### Task to carry out
Extract every line below, verbatim.

----- Records for processing

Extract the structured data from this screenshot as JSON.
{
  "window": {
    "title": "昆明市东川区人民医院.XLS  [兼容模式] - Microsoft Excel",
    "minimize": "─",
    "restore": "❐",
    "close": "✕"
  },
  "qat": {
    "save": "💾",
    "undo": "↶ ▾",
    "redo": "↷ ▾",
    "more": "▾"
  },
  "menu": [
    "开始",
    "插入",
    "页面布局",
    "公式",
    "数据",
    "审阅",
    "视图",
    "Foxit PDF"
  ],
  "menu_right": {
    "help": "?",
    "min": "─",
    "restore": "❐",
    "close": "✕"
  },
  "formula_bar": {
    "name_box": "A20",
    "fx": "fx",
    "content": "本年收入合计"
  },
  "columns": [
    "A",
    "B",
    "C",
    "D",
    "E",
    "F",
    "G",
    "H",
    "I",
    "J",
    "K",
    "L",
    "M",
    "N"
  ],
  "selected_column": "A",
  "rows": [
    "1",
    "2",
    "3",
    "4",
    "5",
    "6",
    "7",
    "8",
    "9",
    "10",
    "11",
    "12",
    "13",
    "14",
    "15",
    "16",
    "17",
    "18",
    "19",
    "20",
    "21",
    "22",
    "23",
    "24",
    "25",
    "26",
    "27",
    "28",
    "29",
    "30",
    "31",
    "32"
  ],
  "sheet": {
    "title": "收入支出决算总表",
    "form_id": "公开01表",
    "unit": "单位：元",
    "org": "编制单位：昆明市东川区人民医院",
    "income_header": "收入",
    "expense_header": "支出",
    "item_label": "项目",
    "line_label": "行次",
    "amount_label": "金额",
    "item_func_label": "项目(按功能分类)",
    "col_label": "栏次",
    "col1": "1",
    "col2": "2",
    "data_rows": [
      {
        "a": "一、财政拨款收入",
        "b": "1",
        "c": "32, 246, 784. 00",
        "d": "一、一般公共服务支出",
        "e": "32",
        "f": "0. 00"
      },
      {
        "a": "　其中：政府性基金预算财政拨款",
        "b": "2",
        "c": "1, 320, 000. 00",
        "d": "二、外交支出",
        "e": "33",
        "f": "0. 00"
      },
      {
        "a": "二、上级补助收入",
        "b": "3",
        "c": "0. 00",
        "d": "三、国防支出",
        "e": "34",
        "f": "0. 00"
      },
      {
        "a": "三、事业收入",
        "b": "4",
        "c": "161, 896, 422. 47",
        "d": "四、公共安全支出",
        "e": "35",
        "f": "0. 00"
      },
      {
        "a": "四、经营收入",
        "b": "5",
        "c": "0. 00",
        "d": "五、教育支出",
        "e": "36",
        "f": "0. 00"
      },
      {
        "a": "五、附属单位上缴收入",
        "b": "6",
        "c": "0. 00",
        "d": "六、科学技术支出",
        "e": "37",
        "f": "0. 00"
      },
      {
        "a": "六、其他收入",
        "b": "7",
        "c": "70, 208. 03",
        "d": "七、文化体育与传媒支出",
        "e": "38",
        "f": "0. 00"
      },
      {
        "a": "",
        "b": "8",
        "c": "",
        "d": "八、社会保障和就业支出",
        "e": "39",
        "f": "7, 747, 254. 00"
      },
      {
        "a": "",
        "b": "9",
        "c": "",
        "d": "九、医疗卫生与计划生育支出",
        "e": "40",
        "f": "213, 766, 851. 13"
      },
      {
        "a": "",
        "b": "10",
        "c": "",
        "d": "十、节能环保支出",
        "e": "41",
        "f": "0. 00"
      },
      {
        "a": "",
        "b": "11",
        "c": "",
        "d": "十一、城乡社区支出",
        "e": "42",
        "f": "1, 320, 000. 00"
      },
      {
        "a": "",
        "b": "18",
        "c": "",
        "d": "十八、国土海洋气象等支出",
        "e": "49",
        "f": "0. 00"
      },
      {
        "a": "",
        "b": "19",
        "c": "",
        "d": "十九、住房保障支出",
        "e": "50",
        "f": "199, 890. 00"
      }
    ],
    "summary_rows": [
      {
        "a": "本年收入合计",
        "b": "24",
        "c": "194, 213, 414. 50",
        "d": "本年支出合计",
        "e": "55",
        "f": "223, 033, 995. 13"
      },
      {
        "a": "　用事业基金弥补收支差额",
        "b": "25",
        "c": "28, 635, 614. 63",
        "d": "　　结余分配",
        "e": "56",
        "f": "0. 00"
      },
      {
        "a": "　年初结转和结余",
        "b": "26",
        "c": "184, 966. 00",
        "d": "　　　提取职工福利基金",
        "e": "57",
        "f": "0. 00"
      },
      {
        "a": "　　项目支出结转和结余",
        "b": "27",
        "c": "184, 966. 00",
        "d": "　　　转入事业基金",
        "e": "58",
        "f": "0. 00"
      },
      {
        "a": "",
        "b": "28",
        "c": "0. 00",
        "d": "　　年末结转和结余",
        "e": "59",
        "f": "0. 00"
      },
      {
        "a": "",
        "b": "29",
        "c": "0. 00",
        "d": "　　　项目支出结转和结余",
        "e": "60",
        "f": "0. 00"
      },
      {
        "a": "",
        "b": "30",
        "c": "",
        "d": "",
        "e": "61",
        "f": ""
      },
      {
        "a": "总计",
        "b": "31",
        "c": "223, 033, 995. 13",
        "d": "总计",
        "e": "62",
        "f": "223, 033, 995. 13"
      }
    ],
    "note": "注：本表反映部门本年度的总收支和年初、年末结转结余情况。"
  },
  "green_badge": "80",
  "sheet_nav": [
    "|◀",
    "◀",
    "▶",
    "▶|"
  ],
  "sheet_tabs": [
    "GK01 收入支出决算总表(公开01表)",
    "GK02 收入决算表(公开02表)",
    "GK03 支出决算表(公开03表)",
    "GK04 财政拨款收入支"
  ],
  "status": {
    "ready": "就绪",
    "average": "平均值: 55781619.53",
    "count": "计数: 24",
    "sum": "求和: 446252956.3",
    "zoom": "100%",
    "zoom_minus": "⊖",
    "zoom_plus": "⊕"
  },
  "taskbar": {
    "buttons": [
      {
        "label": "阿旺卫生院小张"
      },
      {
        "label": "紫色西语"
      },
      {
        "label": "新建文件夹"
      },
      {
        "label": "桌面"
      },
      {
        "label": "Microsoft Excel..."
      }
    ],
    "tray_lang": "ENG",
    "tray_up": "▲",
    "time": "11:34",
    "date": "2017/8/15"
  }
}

----------

### Result
Extract the structured data from this screenshot as JSON.
{
  "window": {
    "title": "昆明市东川区人民医院.XLS  [兼容模式] - Microsoft Excel",
    "minimize": "─",
    "restore": "❐",
    "close": "✕"
  },
  "qat": {
    "save": "💾",
    "undo": "↶ ▾",
    "redo": "↷ ▾",
    "more": "▾"
  },
  "menu": [
    "开始",
    "插入",
    "页面布局",
    "公式",
    "数据",
    "审阅",
    "视图",
    "Foxit PDF"
  ],
  "menu_right": {
    "help": "?",
    "min": "─",
    "restore": "❐",
    "close": "✕"
  },
  "formula_bar": {
    "name_box": "A20",
    "fx": "fx",
    "content": "本年收入合计"
  },
  "columns": [
    "A",
    "B",
    "C",
    "D",
    "E",
    "F",
    "G",
    "H",
    "I",
    "J",
    "K",
    "L",
    "M",
    "N"
  ],
  "selected_column": "A",
  "rows": [
    "1",
    "2",
    "3",
    "4",
    "5",
    "6",
    "7",
    "8",
    "9",
    "10",
    "11",
    "12",
    "13",
    "14",
    "15",
    "16",
    "17",
    "18",
    "19",
    "20",
    "21",
    "22",
    "23",
    "24",
    "25",
    "26",
    "27",
    "28",
    "29",
    "30",
    "31",
    "32"
  ],
  "sheet": {
    "title": "收入支出决算总表",
    "form_id": "公开01表",
    "unit": "单位：元",
    "org": "编制单位：昆明市东川区人民医院",
    "income_header": "收入",
    "expense_header": "支出",
    "item_label": "项目",
    "line_label": "行次",
    "amount_label": "金额",
    "item_func_label": "项目(按功能分类)",
    "col_label": "栏次",
    "col1": "1",
    "col2": "2",
    "data_rows": [
      {
        "a": "一、财政拨款收入",
        "b": "1",
        "c": "32, 246, 784. 00",
        "d": "一、一般公共服务支出",
        "e": "32",
        "f": "0. 00"
      },
      {
        "a": "　其中：政府性基金预算财政拨款",
        "b": "2",
        "c": "1, 320, 000. 00",
        "d": "二、外交支出",
        "e": "33",
        "f": "0. 00"
      },
      {
        "a": "二、上级补助收入",
        "b": "3",
        "c": "0. 00",
        "d": "三、国防支出",
        "e": "34",
        "f": "0. 00"
      },
      {
        "a": "三、事业收入",
        "b": "4",
        "c": "161, 896, 422. 47",
        "d": "四、公共安全支出",
        "e": "35",
        "f": "0. 00"
      },
      {
        "a": "四、经营收入",
        "b": "5",
        "c": "0. 00",
        "d": "五、教育支出",
        "e": "36",
        "f": "0. 00"
      },
      {
        "a": "五、附属单位上缴收入",
        "b": "6",
        "c": "0. 00",
        "d": "六、科学技术支出",
        "e": "37",
        "f": "0. 00"
      },
      {
        "a": "六、其他收入",
        "b": "7",
        "c": "70, 208. 03",
        "d": "七、文化体育与传媒支出",
        "e": "38",
        "f": "0. 00"
      },
      {
        "a": "",
        "b": "8",
        "c": "",
        "d": "八、社会保障和就业支出",
        "e": "39",
        "f": "7, 747, 254. 00"
      },
      {
        "a": "",
        "b": "9",
        "c": "",
        "d": "九、医疗卫生与计划生育支出",
        "e": "40",
        "f": "213, 766, 851. 13"
      },
      {
        "a": "",
        "b": "10",
        "c": "",
        "d": "十、节能环保支出",
        "e": "41",
        "f": "0. 00"
      },
      {
        "a": "",
        "b": "11",
        "c": "",
        "d": "十一、城乡社区支出",
        "e": "42",
        "f": "1, 320, 000. 00"
      },
      {
        "a": "",
        "b": "18",
        "c": "",
        "d": "十八、国土海洋气象等支出",
        "e": "49",
        "f": "0. 00"
      },
      {
        "a": "",
        "b": "19",
        "c": "",
        "d": "十九、住房保障支出",
        "e": "50",
        "f": "199, 890. 00"
      }
    ],
    "summary_rows": [
      {
        "a": "本年收入合计",
        "b": "24",
        "c": "194, 213, 414. 50",
        "d": "本年支出合计",
        "e": "55",
        "f": "223, 033, 995. 13"
      },
      {
        "a": "　用事业基金弥补收支差额",
        "b": "25",
        "c": "28, 635, 614. 63",
        "d": "　　结余分配",
        "e": "56",
        "f": "0. 00"
      },
      {
        "a": "　年初结转和结余",
        "b": "26",
        "c": "184, 966. 00",
        "d": "　　　提取职工福利基金",
        "e": "57",
        "f": "0. 00"
      },
      {
        "a": "　　项目支出结转和结余",
        "b": "27",
        "c": "184, 966. 00",
        "d": "　　　转入事业基金",
        "e": "58",
        "f": "0. 00"
      },
      {
        "a": "",
        "b": "28",
        "c": "0. 00",
        "d": "　　年末结转和结余",
        "e": "59",
        "f": "0. 00"
      },
      {
        "a": "",
        "b": "29",
        "c": "0. 00",
        "d": "　　　项目支出结转和结余",
        "e": "60",
        "f": "0. 00"
      },
      {
        "a": "",
        "b": "30",
        "c": "",
        "d": "",
        "e": "61",
        "f": ""
      },
      {
        "a": "总计",
        "b": "31",
        "c": "223, 033, 995. 13",
        "d": "总计",
        "e": "62",
        "f": "223, 033, 995. 13"
      }
    ],
    "note": "注：本表反映部门本年度的总收支和年初、年末结转结余情况。"
  },
  "green_badge": "80",
  "sheet_nav": [
    "|◀",
    "◀",
    "▶",
    "▶|"
  ],
  "sheet_tabs": [
    "GK01 收入支出决算总表(公开01表)",
    "GK02 收入决算表(公开02表)",
    "GK03 支出决算表(公开03表)",
    "GK04 财政拨款收入支"
  ],
  "status": {
    "ready": "就绪",
    "average": "平均值: 55781619.53",
    "count": "计数: 24",
    "sum": "求和: 446252956.3",
    "zoom": "100%",
    "zoom_minus": "⊖",
    "zoom_plus": "⊕"
  },
  "taskbar": {
    "buttons": [
      {
        "label": "阿旺卫生院小张"
      },
      {
        "label": "紫色西语"
      },
      {
        "label": "新建文件夹"
      },
      {
        "label": "桌面"
      },
      {
        "label": "Microsoft Excel..."
      }
    ],
    "tray_lang": "ENG",
    "tray_up": "▲",
    "time": "11:34",
    "date": "2017/8/15"
  }
}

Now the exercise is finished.